→ Exercise objective: Locate every line in the records below that contains the word "грибы", and copy each one.
__________
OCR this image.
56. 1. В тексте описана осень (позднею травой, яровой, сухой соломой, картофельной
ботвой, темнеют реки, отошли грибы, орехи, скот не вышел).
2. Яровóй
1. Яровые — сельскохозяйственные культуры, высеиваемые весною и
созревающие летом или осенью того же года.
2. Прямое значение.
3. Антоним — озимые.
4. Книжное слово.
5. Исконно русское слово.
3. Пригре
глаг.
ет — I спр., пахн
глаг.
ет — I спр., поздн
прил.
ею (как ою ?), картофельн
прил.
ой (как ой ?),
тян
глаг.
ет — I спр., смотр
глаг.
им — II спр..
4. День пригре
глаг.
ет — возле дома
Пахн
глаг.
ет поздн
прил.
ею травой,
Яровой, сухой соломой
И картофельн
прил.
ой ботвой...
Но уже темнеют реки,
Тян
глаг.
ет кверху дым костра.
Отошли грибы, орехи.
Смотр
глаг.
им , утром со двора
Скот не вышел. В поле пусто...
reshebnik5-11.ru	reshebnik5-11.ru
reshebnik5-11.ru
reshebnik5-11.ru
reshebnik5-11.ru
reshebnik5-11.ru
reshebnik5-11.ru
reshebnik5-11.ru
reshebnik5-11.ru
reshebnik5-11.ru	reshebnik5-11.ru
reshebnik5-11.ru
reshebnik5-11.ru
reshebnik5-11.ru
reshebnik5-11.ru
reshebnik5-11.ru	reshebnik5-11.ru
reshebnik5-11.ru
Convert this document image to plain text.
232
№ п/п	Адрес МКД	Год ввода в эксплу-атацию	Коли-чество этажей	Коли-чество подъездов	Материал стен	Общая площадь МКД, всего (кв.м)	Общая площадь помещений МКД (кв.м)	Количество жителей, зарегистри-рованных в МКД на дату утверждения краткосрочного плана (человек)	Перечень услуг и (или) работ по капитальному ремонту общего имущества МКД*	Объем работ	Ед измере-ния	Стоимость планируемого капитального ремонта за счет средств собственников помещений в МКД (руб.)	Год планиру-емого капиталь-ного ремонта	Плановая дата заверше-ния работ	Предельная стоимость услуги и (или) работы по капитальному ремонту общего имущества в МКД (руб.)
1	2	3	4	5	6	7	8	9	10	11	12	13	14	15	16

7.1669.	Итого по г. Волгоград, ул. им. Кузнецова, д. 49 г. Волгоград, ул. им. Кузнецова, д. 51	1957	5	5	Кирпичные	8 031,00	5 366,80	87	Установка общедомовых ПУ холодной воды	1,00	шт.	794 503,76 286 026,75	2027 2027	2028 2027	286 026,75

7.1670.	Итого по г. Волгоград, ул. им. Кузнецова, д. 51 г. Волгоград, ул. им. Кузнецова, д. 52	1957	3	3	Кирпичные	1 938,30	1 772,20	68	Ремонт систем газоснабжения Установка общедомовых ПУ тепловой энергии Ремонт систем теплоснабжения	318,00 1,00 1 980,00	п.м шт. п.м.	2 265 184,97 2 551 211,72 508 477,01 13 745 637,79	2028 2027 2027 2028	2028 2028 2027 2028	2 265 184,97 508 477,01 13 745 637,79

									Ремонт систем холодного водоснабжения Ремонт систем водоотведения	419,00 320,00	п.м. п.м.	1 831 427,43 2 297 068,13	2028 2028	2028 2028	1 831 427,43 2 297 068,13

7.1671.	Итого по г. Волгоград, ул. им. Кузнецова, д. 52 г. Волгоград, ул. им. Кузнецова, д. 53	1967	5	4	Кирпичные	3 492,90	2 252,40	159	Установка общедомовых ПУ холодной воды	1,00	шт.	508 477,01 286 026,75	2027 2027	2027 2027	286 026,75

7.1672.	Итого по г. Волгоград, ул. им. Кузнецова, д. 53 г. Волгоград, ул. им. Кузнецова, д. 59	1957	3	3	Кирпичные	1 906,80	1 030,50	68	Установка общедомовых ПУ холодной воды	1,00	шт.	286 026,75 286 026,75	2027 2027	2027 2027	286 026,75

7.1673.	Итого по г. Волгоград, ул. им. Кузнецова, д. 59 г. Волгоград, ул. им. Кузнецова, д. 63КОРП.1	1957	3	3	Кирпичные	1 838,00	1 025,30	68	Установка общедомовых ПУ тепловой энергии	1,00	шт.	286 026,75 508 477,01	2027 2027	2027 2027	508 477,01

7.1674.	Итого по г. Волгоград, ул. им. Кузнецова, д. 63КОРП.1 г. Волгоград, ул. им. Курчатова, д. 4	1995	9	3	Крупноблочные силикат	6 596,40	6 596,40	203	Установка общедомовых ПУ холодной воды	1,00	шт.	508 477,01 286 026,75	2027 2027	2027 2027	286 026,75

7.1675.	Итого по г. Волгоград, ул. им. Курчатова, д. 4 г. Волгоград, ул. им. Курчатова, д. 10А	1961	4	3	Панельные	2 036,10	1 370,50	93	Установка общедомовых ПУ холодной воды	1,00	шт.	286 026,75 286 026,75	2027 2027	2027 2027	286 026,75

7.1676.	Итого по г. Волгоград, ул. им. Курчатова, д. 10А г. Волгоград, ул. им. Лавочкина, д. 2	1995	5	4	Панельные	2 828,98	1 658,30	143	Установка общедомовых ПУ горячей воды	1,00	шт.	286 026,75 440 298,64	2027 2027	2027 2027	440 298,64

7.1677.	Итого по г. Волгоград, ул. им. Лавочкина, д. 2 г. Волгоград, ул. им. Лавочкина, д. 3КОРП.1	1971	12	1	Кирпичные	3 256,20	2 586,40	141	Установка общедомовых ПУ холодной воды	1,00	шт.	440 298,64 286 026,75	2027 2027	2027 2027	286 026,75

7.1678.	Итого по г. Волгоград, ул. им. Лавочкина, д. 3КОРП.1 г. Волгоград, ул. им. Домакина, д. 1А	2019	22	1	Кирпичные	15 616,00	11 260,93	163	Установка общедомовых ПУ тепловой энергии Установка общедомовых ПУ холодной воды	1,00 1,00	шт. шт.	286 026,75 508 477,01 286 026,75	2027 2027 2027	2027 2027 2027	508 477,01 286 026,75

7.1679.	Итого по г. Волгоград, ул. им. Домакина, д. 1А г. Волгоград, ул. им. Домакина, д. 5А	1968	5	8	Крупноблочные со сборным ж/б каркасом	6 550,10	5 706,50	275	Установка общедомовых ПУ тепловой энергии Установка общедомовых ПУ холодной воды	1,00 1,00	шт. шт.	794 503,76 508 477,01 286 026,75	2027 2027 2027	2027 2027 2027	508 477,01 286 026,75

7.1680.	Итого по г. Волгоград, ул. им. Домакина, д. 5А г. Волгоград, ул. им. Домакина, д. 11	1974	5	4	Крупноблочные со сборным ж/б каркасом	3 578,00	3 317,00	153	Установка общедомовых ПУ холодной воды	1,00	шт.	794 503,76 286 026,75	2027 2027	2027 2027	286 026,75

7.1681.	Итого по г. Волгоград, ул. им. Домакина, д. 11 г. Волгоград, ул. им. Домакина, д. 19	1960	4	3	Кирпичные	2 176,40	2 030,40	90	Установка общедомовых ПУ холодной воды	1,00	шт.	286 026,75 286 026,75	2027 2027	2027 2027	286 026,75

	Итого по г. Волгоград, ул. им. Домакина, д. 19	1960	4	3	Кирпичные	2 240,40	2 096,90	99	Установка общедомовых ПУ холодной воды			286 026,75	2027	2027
__________
→ Response to this exercise:
ботвой, темнеют реки, отошли грибы, орехи, скот не вышел).
Отошли грибы, орехи.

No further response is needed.